WORK TO COMPLETE: Show each line that has the string "valamint" in it.

[Extracted data entries]
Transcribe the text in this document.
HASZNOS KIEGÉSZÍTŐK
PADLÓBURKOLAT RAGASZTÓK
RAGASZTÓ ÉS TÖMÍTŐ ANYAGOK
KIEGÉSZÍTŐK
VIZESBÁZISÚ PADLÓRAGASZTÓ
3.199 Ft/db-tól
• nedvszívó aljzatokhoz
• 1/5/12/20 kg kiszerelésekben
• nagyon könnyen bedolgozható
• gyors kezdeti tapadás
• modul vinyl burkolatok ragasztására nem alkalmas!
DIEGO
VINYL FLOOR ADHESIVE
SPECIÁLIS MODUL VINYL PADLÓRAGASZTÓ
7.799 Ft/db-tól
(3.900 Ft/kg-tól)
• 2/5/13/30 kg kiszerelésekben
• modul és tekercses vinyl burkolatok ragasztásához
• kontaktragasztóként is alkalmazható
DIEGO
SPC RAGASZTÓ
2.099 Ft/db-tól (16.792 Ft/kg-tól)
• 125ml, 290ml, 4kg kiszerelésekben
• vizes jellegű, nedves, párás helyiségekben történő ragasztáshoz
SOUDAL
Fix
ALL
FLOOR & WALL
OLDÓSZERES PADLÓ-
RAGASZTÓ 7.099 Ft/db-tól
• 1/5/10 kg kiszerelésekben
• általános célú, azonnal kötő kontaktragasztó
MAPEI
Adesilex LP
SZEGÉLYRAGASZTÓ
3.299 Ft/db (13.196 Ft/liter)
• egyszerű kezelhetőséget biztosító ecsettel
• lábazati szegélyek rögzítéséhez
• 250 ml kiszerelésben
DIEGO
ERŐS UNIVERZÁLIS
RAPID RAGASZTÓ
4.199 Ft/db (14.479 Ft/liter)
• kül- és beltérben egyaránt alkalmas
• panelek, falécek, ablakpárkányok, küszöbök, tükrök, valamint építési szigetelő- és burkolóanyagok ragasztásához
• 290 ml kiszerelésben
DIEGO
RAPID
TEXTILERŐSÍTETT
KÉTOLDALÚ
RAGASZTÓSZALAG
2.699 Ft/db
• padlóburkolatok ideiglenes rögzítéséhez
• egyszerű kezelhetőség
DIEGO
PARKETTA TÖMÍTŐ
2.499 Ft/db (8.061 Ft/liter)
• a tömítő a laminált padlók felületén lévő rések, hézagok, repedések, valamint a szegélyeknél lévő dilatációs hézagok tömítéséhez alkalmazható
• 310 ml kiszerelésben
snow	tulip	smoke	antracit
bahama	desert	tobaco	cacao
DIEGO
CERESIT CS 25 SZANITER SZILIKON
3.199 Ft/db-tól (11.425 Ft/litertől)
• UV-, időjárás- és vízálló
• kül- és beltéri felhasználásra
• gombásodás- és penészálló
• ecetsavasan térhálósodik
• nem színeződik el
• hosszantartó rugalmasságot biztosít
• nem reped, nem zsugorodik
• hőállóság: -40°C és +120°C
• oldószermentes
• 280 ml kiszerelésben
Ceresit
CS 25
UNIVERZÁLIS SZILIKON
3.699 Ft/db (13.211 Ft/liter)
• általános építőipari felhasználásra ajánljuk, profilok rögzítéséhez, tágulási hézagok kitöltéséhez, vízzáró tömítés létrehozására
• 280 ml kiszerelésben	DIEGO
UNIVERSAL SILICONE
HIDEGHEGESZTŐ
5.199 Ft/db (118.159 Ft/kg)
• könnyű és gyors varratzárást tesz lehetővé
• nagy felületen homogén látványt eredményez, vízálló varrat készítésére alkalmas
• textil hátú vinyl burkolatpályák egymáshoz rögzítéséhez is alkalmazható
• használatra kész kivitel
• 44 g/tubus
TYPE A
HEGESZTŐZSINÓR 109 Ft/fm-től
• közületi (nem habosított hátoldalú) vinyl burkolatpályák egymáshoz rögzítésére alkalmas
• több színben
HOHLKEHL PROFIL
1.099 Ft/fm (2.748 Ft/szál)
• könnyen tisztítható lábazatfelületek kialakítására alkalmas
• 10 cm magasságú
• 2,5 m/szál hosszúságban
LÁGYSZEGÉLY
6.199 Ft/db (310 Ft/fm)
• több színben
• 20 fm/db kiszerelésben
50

RESPONSE TO THE EXERCISE:
• panelek, falécek, ablakpárkányok, küszöbök, tükrök, valamint építési szigetelő- és burkolóanyagok ragasztásához
• a tömítő a laminált padlók felületén lévő rések, hézagok, repedések, valamint a szegélyeknél lévő dilatációs hézagok tömítéséhez alkalmazható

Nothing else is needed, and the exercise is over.